▶ QUESTIONS TO ANSWER:
1. Decide whether each statement agrees with the text on sentence alignment, answering yes or no and quoting the words of the text that settle it: (a) the presentation lasted an hour; (b) the writer enjoys public speaking; (c) an accuracy of about 96% depends on examining the actual words.
2. Reproduce the passage of the text on sentence alignment starting at "Fortunately, there’s a" and ending at "actual words themselves.", substituting "French" for "German".

▶ EXTRACT PROVIDED:
>>>

Today was a big day, the culmination of months of reading, researching, and rehearsing. All for an hour’s presentation. Thankfully, it’s over with – I’ve never been a fan of public speaking. Here are a few highlights:
Aligned data is important for machine translation. It’s used to train the models that decide how to convert one language into another. The larger the volume of accurate alignments we can feed into our machine translation systems, the better the parameter estimations and the more accurate the results. Sentence alignment is that all-important first step in machine translation. Before words & phrases can be aligned, bilingual texts need to be broken down into bite-sized chunks.
Fortunately, there’s a very high correlation between the lengths of sentences in different languages. For example, there’s a .991 ratio of lengths between English & German. This allows us to use Bayes Theorem to estimate possible alignment points. A high level of accuracy (~96%) can be achieved by looking solely at character lengths and ignoring the actual words themselves.

<<<

Stored data:

>>>

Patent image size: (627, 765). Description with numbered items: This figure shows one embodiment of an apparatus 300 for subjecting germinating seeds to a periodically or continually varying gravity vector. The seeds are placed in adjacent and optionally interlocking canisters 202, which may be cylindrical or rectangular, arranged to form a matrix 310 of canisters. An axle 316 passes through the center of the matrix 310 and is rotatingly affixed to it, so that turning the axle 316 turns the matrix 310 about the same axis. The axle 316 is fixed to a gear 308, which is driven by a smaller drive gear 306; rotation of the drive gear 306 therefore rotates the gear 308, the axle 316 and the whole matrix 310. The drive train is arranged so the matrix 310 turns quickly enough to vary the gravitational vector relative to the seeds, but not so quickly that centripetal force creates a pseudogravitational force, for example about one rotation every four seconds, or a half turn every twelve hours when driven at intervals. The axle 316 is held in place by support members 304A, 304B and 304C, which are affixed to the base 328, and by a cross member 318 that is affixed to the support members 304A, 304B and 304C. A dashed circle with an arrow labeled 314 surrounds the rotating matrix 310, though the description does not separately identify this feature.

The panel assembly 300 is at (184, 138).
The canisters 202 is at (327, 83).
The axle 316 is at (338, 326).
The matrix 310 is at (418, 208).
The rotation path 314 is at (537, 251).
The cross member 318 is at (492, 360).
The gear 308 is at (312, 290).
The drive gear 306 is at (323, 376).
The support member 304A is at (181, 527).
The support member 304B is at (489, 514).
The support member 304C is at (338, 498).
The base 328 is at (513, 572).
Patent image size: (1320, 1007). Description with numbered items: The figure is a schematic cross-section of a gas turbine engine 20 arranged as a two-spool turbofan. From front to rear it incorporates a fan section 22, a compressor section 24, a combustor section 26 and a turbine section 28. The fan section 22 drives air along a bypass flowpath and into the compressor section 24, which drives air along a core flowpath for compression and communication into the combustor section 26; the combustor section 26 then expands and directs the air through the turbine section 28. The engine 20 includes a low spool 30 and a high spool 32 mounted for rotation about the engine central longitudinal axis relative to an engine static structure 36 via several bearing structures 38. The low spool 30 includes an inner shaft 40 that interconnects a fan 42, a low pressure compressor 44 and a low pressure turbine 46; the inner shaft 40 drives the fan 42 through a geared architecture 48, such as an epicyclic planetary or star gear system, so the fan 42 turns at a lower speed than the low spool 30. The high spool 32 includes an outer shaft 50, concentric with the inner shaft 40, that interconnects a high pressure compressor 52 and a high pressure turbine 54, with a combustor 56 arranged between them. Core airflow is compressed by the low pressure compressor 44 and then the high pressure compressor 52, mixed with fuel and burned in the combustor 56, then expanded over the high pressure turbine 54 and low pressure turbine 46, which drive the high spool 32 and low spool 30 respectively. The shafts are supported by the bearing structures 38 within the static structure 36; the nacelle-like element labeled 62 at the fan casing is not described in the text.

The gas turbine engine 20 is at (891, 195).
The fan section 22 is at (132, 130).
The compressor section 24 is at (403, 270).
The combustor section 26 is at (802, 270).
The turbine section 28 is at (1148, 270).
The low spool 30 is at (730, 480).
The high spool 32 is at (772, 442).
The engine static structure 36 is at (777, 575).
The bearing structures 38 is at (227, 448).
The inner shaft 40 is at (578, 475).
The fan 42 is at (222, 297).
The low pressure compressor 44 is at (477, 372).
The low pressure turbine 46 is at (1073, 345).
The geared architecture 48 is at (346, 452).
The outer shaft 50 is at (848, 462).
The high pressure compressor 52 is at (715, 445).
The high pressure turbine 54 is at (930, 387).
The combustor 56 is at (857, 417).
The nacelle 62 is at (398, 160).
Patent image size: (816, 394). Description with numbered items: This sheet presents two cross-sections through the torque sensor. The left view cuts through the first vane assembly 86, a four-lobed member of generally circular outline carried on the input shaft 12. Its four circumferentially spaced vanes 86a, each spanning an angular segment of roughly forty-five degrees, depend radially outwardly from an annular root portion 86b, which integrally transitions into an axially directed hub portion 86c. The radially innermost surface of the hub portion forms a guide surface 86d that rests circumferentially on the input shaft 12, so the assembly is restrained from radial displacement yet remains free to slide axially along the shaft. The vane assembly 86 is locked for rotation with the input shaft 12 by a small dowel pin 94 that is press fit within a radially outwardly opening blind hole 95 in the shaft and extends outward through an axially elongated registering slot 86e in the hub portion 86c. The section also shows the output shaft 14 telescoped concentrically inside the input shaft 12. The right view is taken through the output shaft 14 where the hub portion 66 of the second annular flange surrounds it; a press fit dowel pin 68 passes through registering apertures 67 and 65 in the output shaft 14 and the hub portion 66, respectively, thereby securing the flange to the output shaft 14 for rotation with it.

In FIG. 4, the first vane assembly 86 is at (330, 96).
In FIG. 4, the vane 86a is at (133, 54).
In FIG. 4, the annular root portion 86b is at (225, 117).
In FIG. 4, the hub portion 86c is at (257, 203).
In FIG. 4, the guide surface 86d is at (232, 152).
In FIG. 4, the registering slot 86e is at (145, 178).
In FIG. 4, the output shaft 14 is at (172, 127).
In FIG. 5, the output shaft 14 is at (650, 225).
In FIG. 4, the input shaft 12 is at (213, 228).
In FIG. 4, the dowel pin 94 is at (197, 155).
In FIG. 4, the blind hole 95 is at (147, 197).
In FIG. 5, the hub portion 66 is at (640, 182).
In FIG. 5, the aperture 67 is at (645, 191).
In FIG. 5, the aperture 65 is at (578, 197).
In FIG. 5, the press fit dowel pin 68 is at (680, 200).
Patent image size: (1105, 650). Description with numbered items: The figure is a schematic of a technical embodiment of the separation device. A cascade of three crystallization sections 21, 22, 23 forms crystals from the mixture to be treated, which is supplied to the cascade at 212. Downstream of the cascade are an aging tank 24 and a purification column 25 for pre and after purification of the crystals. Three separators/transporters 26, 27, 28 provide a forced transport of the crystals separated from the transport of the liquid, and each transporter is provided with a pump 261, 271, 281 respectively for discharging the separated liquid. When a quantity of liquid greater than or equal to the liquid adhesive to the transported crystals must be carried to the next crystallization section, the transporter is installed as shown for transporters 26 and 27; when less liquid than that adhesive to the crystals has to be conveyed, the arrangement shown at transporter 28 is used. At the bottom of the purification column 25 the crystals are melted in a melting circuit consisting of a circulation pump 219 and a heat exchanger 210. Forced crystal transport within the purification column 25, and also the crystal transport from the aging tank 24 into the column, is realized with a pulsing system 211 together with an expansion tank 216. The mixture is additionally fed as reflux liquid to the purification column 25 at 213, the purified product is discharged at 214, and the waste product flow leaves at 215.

<<<

▶ ANSWERS BY ITEM:
1.
(a) Yes: "All for an hour’s presentation."
(b) No: "I’ve never been a fan of public speaking."
(c) No: "A high level of accuracy (~96%) can be achieved by looking solely at character lengths and ignoring the actual words themselves."

2.
Fortunately, there’s a very high correlation between the lengths of sentences in different languages. For example, there’s a .991 ratio of lengths between English & French. This allows us to use Bayes Theorem to estimate possible alignment points. A high level of accuracy (~96%) can be achieved by looking solely at character lengths and ignoring the actual words themselves.